What you will do:
Each line of the material below should be reproduced exactly.

•••

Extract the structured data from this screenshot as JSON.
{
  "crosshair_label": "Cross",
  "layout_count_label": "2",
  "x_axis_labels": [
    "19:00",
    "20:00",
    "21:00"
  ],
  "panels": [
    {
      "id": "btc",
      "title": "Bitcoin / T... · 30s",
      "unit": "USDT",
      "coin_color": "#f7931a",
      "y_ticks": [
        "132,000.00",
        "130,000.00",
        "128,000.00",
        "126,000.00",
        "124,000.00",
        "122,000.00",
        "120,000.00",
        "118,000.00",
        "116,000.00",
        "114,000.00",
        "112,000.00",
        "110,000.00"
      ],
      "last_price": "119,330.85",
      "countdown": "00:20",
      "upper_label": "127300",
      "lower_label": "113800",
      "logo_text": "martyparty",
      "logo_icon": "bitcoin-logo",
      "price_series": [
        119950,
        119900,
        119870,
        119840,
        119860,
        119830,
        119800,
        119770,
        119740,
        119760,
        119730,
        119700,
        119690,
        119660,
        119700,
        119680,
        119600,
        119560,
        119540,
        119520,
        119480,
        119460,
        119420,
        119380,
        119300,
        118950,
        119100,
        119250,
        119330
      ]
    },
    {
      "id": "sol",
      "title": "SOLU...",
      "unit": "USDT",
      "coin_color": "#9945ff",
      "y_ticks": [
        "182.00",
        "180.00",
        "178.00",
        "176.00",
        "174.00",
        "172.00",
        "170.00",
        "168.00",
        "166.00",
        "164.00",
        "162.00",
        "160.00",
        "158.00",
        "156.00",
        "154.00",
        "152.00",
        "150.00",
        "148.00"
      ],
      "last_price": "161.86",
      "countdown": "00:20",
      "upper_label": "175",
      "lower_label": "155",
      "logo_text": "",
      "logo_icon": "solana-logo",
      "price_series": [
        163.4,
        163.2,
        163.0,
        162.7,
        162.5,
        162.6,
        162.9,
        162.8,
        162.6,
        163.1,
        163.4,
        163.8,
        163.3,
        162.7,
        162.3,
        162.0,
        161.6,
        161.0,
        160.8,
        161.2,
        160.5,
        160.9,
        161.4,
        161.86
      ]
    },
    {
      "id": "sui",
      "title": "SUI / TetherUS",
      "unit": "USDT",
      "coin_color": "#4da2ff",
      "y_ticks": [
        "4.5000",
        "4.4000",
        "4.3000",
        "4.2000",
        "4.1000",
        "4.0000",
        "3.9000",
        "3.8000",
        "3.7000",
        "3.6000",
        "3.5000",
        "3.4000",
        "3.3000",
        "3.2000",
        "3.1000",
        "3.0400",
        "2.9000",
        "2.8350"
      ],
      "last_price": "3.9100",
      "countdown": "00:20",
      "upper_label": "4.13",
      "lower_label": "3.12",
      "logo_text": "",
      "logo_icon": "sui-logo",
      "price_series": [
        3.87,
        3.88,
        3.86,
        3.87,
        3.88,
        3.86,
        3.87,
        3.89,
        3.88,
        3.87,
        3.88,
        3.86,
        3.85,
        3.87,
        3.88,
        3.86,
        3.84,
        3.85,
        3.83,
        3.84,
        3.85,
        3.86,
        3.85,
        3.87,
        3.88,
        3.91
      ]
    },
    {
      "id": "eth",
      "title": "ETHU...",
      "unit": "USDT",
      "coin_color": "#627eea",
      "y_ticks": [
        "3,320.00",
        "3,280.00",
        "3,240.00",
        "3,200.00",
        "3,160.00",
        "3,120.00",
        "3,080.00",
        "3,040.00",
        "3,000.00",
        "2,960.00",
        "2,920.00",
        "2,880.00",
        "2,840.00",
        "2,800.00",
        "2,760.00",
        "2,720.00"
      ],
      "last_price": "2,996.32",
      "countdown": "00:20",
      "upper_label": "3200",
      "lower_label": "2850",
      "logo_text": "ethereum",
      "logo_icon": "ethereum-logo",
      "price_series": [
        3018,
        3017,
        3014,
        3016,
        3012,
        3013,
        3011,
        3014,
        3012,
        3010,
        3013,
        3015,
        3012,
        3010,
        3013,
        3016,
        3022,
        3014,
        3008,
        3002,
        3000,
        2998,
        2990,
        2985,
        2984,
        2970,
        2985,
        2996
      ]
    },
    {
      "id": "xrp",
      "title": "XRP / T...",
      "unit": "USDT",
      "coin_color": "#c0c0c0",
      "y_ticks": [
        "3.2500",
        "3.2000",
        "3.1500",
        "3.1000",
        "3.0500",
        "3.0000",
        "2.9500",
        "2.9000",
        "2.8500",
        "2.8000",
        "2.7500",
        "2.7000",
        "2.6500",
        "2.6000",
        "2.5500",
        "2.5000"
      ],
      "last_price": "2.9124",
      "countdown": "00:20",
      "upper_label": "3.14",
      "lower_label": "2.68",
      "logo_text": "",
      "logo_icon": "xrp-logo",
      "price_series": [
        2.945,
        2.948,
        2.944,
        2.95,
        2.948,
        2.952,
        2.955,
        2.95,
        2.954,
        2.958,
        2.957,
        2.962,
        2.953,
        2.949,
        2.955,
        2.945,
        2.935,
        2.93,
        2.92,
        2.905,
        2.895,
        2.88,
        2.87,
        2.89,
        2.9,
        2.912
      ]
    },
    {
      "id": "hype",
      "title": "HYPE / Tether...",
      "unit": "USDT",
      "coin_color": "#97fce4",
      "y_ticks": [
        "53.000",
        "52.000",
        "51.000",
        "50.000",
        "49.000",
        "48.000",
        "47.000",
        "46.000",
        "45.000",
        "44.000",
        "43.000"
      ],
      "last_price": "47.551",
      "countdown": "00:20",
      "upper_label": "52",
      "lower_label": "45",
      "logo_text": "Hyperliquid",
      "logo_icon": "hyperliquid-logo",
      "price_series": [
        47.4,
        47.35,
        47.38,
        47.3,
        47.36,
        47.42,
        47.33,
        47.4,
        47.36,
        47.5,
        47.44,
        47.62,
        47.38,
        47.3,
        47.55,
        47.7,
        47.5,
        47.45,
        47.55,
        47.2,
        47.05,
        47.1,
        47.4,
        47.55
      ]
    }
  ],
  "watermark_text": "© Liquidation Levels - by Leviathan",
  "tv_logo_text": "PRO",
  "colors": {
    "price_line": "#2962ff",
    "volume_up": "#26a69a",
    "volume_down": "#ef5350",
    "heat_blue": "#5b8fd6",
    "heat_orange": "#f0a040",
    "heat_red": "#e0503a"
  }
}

•••

In response:
Extract the structured data from this screenshot as JSON.
{
  "crosshair_label": "Cross",
  "layout_count_label": "2",
  "x_axis_labels": [
    "19:00",
    "20:00",
    "21:00"
  ],
  "panels": [
    {
      "id": "btc",
      "title": "Bitcoin / T... · 30s",
      "unit": "USDT",
      "coin_color": "#f7931a",
      "y_ticks": [
        "132,000.00",
        "130,000.00",
        "128,000.00",
        "126,000.00",
        "124,000.00",
        "122,000.00",
        "120,000.00",
        "118,000.00",
        "116,000.00",
        "114,000.00",
        "112,000.00",
        "110,000.00"
      ],
      "last_price": "119,330.85",
      "countdown": "00:20",
      "upper_label": "127300",
      "lower_label": "113800",
      "logo_text": "martyparty",
      "logo_icon": "bitcoin-logo",
      "price_series": [
        119950,
        119900,
        119870,
        119840,
        119860,
        119830,
        119800,
        119770,
        119740,
        119760,
        119730,
        119700,
        119690,
        119660,
        119700,
        119680,
        119600,
        119560,
        119540,
        119520,
        119480,
        119460,
        119420,
        119380,
        119300,
        118950,
        119100,
        119250,
        119330
      ]
    },
    {
      "id": "sol",
      "title": "SOLU...",
      "unit": "USDT",
      "coin_color": "#9945ff",
      "y_ticks": [
        "182.00",
        "180.00",
        "178.00",
        "176.00",
        "174.00",
        "172.00",
        "170.00",
        "168.00",
        "166.00",
        "164.00",
        "162.00",
        "160.00",
        "158.00",
        "156.00",
        "154.00",
        "152.00",
        "150.00",
        "148.00"
      ],
      "last_price": "161.86",
      "countdown": "00:20",
      "upper_label": "175",
      "lower_label": "155",
      "logo_text": "",
      "logo_icon": "solana-logo",
      "price_series": [
        163.4,
        163.2,
        163.0,
        162.7,
        162.5,
        162.6,
        162.9,
        162.8,
        162.6,
        163.1,
        163.4,
        163.8,
        163.3,
        162.7,
        162.3,
        162.0,
        161.6,
        161.0,
        160.8,
        161.2,
        160.5,
        160.9,
        161.4,
        161.86
      ]
    },
    {
      "id": "sui",
      "title": "SUI / TetherUS",
      "unit": "USDT",
      "coin_color": "#4da2ff",
      "y_ticks": [
        "4.5000",
        "4.4000",
        "4.3000",
        "4.2000",
        "4.1000",
        "4.0000",
        "3.9000",
        "3.8000",
        "3.7000",
        "3.6000",
        "3.5000",
        "3.4000",
        "3.3000",
        "3.2000",
        "3.1000",
        "3.0400",
        "2.9000",
        "2.8350"
      ],
      "last_price": "3.9100",
      "countdown": "00:20",
      "upper_label": "4.13",
      "lower_label": "3.12",
      "logo_text": "",
      "logo_icon": "sui-logo",
      "price_series": [
        3.87,
        3.88,
        3.86,
        3.87,
        3.88,
        3.86,
        3.87,
        3.89,
        3.88,
        3.87,
        3.88,
        3.86,
        3.85,
        3.87,
        3.88,
        3.86,
        3.84,
        3.85,
        3.83,
        3.84,
        3.85,
        3.86,
        3.85,
        3.87,
        3.88,
        3.91
      ]
    },
    {
      "id": "eth",
      "title": "ETHU...",
      "unit": "USDT",
      "coin_color": "#627eea",
      "y_ticks": [
        "3,320.00",
        "3,280.00",
        "3,240.00",
        "3,200.00",
        "3,160.00",
        "3,120.00",
        "3,080.00",
        "3,040.00",
        "3,000.00",
        "2,960.00",
        "2,920.00",
        "2,880.00",
        "2,840.00",
        "2,800.00",
        "2,760.00",
        "2,720.00"
      ],
      "last_price": "2,996.32",
      "countdown": "00:20",
      "upper_label": "3200",
      "lower_label": "2850",
      "logo_text": "ethereum",
      "logo_icon": "ethereum-logo",
      "price_series": [
        3018,
        3017,
        3014,
        3016,
        3012,
        3013,
        3011,
        3014,
        3012,
        3010,
        3013,
        3015,
        3012,
        3010,
        3013,
        3016,
        3022,
        3014,
        3008,
        3002,
        3000,
        2998,
        2990,
        2985,
        2984,
        2970,
        2985,
        2996
      ]
    },
    {
      "id": "xrp",
      "title": "XRP / T...",
      "unit": "USDT",
      "coin_color": "#c0c0c0",
      "y_ticks": [
        "3.2500",
        "3.2000",
        "3.1500",
        "3.1000",
        "3.0500",
        "3.0000",
        "2.9500",
        "2.9000",
        "2.8500",
        "2.8000",
        "2.7500",
        "2.7000",
        "2.6500",
        "2.6000",
        "2.5500",
        "2.5000"
      ],
      "last_price": "2.9124",
      "countdown": "00:20",
      "upper_label": "3.14",
      "lower_label": "2.68",
      "logo_text": "",
      "logo_icon": "xrp-logo",
      "price_series": [
        2.945,
        2.948,
        2.944,
        2.95,
        2.948,
        2.952,
        2.955,
        2.95,
        2.954,
        2.958,
        2.957,
        2.962,
        2.953,
        2.949,
        2.955,
        2.945,
        2.935,
        2.93,
        2.92,
        2.905,
        2.895,
        2.88,
        2.87,
        2.89,
        2.9,
        2.912
      ]
    },
    {
      "id": "hype",
      "title": "HYPE / Tether...",
      "unit": "USDT",
      "coin_color": "#97fce4",
      "y_ticks": [
        "53.000",
        "52.000",
        "51.000",
        "50.000",
        "49.000",
        "48.000",
        "47.000",
        "46.000",
        "45.000",
        "44.000",
        "43.000"
      ],
      "last_price": "47.551",
      "countdown": "00:20",
      "upper_label": "52",
      "lower_label": "45",
      "logo_text": "Hyperliquid",
      "logo_icon": "hyperliquid-logo",
      "price_series": [
        47.4,
        47.35,
        47.38,
        47.3,
        47.36,
        47.42,
        47.33,
        47.4,
        47.36,
        47.5,
        47.44,
        47.62,
        47.38,
        47.3,
        47.55,
        47.7,
        47.5,
        47.45,
        47.55,
        47.2,
        47.05,
        47.1,
        47.4,
        47.55
      ]
    }
  ],
  "watermark_text": "© Liquidation Levels - by Leviathan",
  "tv_logo_text": "PRO",
  "colors": {
    "price_line": "#2962ff",
    "volume_up": "#26a69a",
    "volume_down": "#ef5350",
    "heat_blue": "#5b8fd6",
    "heat_orange": "#f0a040",
    "heat_red": "#e0503a"
  }
}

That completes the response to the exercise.